▶ **TO DO**:
Could you transcribe the records below exactly, leaving out every picture?

▶ **GIVEN INFORMATION**:
== Segment start ==

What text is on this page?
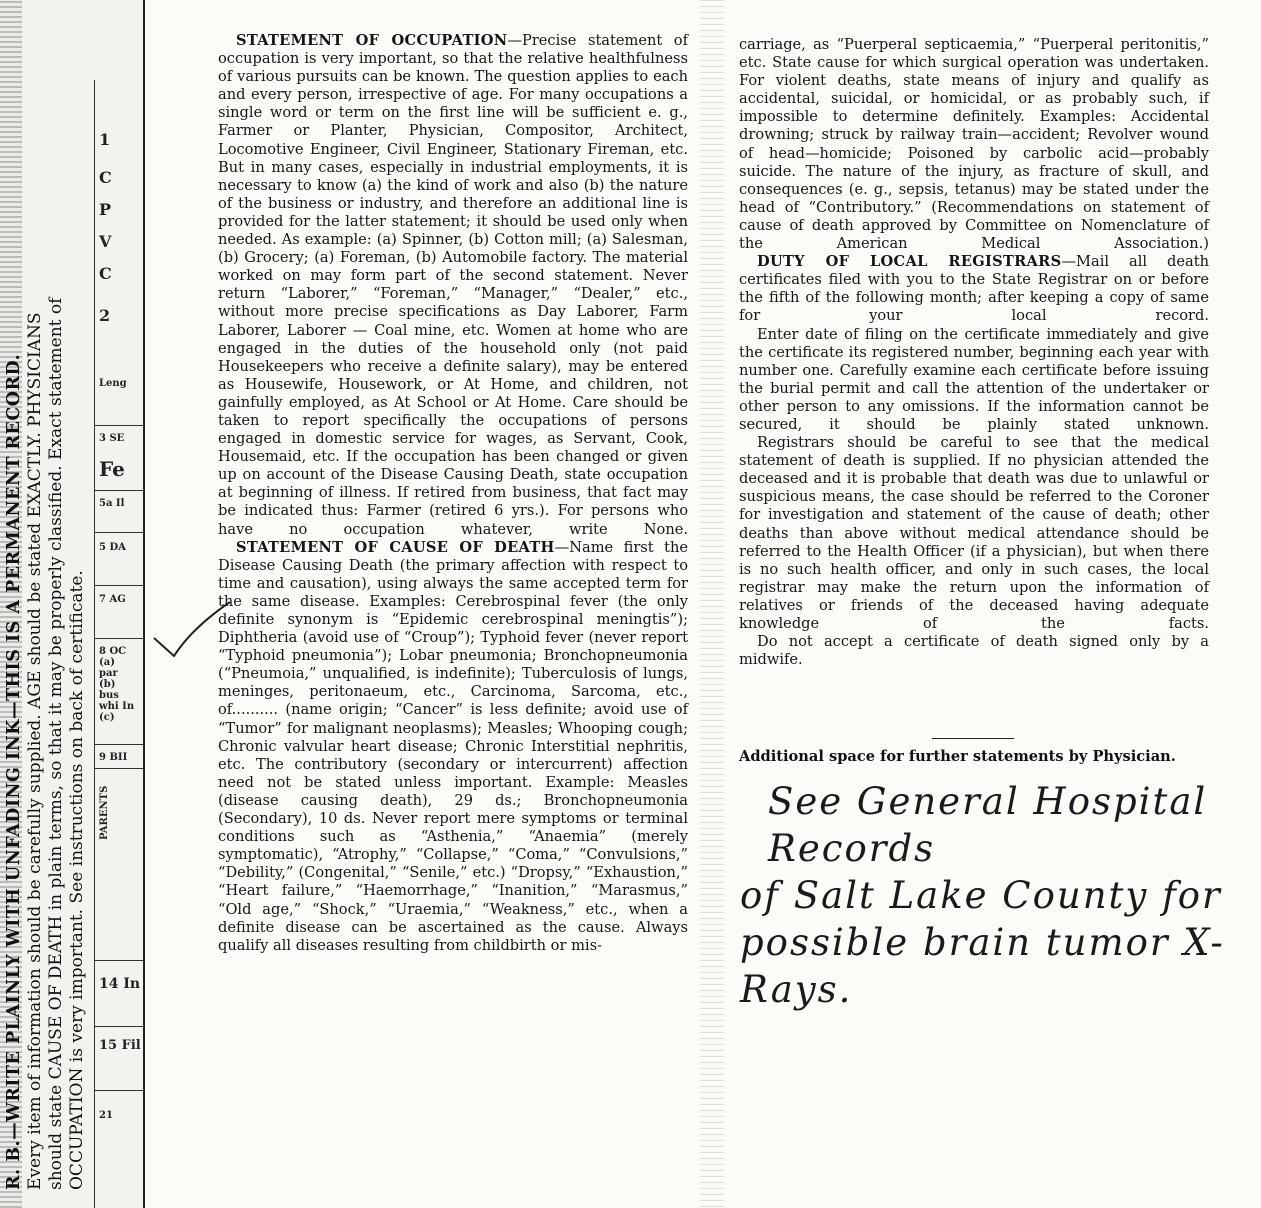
R. B.—WRITE PLAINLY WITH UNFADING INK—THIS IS A PERMANENT RECORD. Every item of information should be carefully supplied. AGE should be stated EXACTLY. PHYSICIANS should state CAUSE OF DEATH in plain terms, so that it may be properly classified. Exact statement of OCCUPATION is very important. See instructions on back of certificate.
1
C
P
V
C
2
Leng
3 SE
Fe
5a Il
5 DA
7 AG
8 OC (a) par (b) bus whi In (c)
9 BII
PARENTS
14 In
15 Fil
21

STATEMENT OF OCCUPATION—Precise statement of occupation is very important, so that the relative healthfulness of various pursuits can be known. The question applies to each and every person, irrespective of age. For many occupations a single word or term on the first line will be sufficient e. g., Farmer or Planter, Physician, Compositor, Architect, Locomotive Engineer, Civil Engineer, Stationary Fireman, etc. But in many cases, especially in industrial employments, it is necessary to know (a) the kind of work and also (b) the nature of the business or industry, and therefore an additional line is provided for the latter statement; it should be used only when needed. As example: (a) Spinner, (b) Cotton mill; (a) Salesman, (b) Grocery; (a) Foreman, (b) Automobile factory. The material worked on may form part of the second statement. Never return “Laborer,” “Foreman,” “Manager,” “Dealer,” etc., without more precise specifications as Day Laborer, Farm Laborer, Laborer — Coal mine, etc. Women at home who are engaged in the duties of the household only (not paid Housekeepers who receive a definite salary), may be entered as Housewife, Housework, or At Home, and children, not gainfully employed, as At School or At Home. Care should be taken to report specifically the occupations of persons engaged in domestic service for wages, as Servant, Cook, Housemaid, etc. If the occupation has been changed or given up on account of the Disease Causing Death, state occupation at beginning of illness. If retired from business, that fact may be indicated thus: Farmer (retired 6 yrs.). For persons who have no occupation whatever, write None.

STATEMENT OF CAUSE OF DEATH—Name first the Disease Causing Death (the primary affection with respect to time and causation), using always the same accepted term for the same disease. Examples: Cerebrospinal fever (the only definite synonym is “Epidemic cerebrospinal meningtis”); Diphtheria (avoid use of “Croup”); Typhoid fever (never report “Typhoid pneumonia”); Lobar pneumonia; Bronchopneumonia (“Pneumoia,” unqualified, is indefinite); Tuberculosis of lungs, meninges, peritonaeum, etc., Carcinoma, Sarcoma, etc., of.......... (name origin; “Cancer” is less definite; avoid use of “Tumor” for malignant neoplasms); Measles; Whooping cough; Chronic valvular heart disease; Chronic Interstitial nephritis, etc. The contributory (secondary or intercurrent) affection need not be stated unless important. Example: Measles (disease causing death), 29 ds.; Bronchopneumonia (Secondary), 10 ds. Never report mere symptoms or terminal conditions such as “Asthenia,” “Anaemia” (merely symptomatic), “Atrophy,” “Collapse,” “Coma,” “Convulsions,” “Debility,” (Congenital,” “Senile,” etc.) “Dropsy,” “Exhaustion,” “Heart failure,” “Haemorrhage,” “Inanition,” “Marasmus,” “Old age,” “Shock,” “Uraemia,” “Weakness,” etc., when a definite disease can be ascertained as the cause. Always qualify all diseases resulting from childbirth or mis-

carriage, as “Puerperal septicaemia,” “Puerperal peritonitis,” etc. State cause for which surgical operation was undertaken. For violent deaths, state means of injury and qualify as accidental, suicidal, or homicidal, or as probably such, if impossible to determine definitely. Examples: Accidental drowning; struck by railway train—accident; Revolver wound of head—homicide; Poisoned by carbolic acid—probably suicide. The nature of the injury, as fracture of skull, and consequences (e. g., sepsis, tetanus) may be stated under the head of “Contributory.” (Recommendations on statement of cause of death approved by Committee on Nomenclature of the American Medical Association.)

DUTY OF LOCAL REGISTRARS—Mail all death certificates filed with you to the State Registrar on or before the fifth of the following month; after keeping a copy of same for your local record.

Enter date of filing on the certificate immediately and give the certificate its registered number, beginning each year with number one. Carefully examine each certificate before issuing the burial permit and call the attention of the undertaker or other person to any omissions. If the information cannot be secured, it should be plainly stated unknown.

Registrars should be careful to see that the medical statement of death is supplied. If no physician attended the deceased and it is probable that death was due to unlawful or suspicious means, the case should be referred to the Coroner for investigation and statement of the cause of death; other deaths than above without medical attendance should be referred to the Health Officer (if a physician), but when there is no such health officer, and only in such cases, the local registrar may make the return upon the information of relatives or friends of the deceased having adequate knowledge of the facts.

Do not accept a certificate of death signed only by a midwife.

Additional space for further statements by Physician.
See General Hospital Records
of Salt Lake County for
possible brain tumor X-Rays.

== Segment end ==

▶ **SOLUTION**:
What text is on this page?
R. B.—WRITE PLAINLY WITH UNFADING INK—THIS IS A PERMANENT RECORD. Every item of information should be carefully supplied. AGE should be stated EXACTLY. PHYSICIANS should state CAUSE OF DEATH in plain terms, so that it may be properly classified. Exact statement of OCCUPATION is very important. See instructions on back of certificate.
1
C
P
V
C
2
Leng
3 SE
Fe
5a Il
5 DA
7 AG
8 OC (a) par (b) bus whi In (c)
9 BII
PARENTS
14 In
15 Fil
21

STATEMENT OF OCCUPATION—Precise statement of occupation is very important, so that the relative healthfulness of various pursuits can be known. The question applies to each and every person, irrespective of age. For many occupations a single word or term on the first line will be sufficient e. g., Farmer or Planter, Physician, Compositor, Architect, Locomotive Engineer, Civil Engineer, Stationary Fireman, etc. But in many cases, especially in industrial employments, it is necessary to know (a) the kind of work and also (b) the nature of the business or industry, and therefore an additional line is provided for the latter statement; it should be used only when needed. As example: (a) Spinner, (b) Cotton mill; (a) Salesman, (b) Grocery; (a) Foreman, (b) Automobile factory. The material worked on may form part of the second statement. Never return “Laborer,” “Foreman,” “Manager,” “Dealer,” etc., without more precise specifications as Day Laborer, Farm Laborer, Laborer — Coal mine, etc. Women at home who are engaged in the duties of the household only (not paid Housekeepers who receive a definite salary), may be entered as Housewife, Housework, or At Home, and children, not gainfully employed, as At School or At Home. Care should be taken to report specifically the occupations of persons engaged in domestic service for wages, as Servant, Cook, Housemaid, etc. If the occupation has been changed or given up on account of the Disease Causing Death, state occupation at beginning of illness. If retired from business, that fact may be indicated thus: Farmer (retired 6 yrs.). For persons who have no occupation whatever, write None.

STATEMENT OF CAUSE OF DEATH—Name first the Disease Causing Death (the primary affection with respect to time and causation), using always the same accepted term for the same disease. Examples: Cerebrospinal fever (the only definite synonym is “Epidemic cerebrospinal meningtis”); Diphtheria (avoid use of “Croup”); Typhoid fever (never report “Typhoid pneumonia”); Lobar pneumonia; Bronchopneumonia (“Pneumoia,” unqualified, is indefinite); Tuberculosis of lungs, meninges, peritonaeum, etc., Carcinoma, Sarcoma, etc., of.......... (name origin; “Cancer” is less definite; avoid use of “Tumor” for malignant neoplasms); Measles; Whooping cough; Chronic valvular heart disease; Chronic Interstitial nephritis, etc. The contributory (secondary or intercurrent) affection need not be stated unless important. Example: Measles (disease causing death), 29 ds.; Bronchopneumonia (Secondary), 10 ds. Never report mere symptoms or terminal conditions such as “Asthenia,” “Anaemia” (merely symptomatic), “Atrophy,” “Collapse,” “Coma,” “Convulsions,” “Debility,” (Congenital,” “Senile,” etc.) “Dropsy,” “Exhaustion,” “Heart failure,” “Haemorrhage,” “Inanition,” “Marasmus,” “Old age,” “Shock,” “Uraemia,” “Weakness,” etc., when a definite disease can be ascertained as the cause. Always qualify all diseases resulting from childbirth or mis-

carriage, as “Puerperal septicaemia,” “Puerperal peritonitis,” etc. State cause for which surgical operation was undertaken. For violent deaths, state means of injury and qualify as accidental, suicidal, or homicidal, or as probably such, if impossible to determine definitely. Examples: Accidental drowning; struck by railway train—accident; Revolver wound of head—homicide; Poisoned by carbolic acid—probably suicide. The nature of the injury, as fracture of skull, and consequences (e. g., sepsis, tetanus) may be stated under the head of “Contributory.” (Recommendations on statement of cause of death approved by Committee on Nomenclature of the American Medical Association.)

DUTY OF LOCAL REGISTRARS—Mail all death certificates filed with you to the State Registrar on or before the fifth of the following month; after keeping a copy of same for your local record.

Enter date of filing on the certificate immediately and give the certificate its registered number, beginning each year with number one. Carefully examine each certificate before issuing the burial permit and call the attention of the undertaker or other person to any omissions. If the information cannot be secured, it should be plainly stated unknown.

Registrars should be careful to see that the medical statement of death is supplied. If no physician attended the deceased and it is probable that death was due to unlawful or suspicious means, the case should be referred to the Coroner for investigation and statement of the cause of death; other deaths than above without medical attendance should be referred to the Health Officer (if a physician), but when there is no such health officer, and only in such cases, the local registrar may make the return upon the information of relatives or friends of the deceased having adequate knowledge of the facts.

Do not accept a certificate of death signed only by a midwife.

Additional space for further statements by Physician.
See General Hospital Records
of Salt Lake County for
possible brain tumor X-Rays.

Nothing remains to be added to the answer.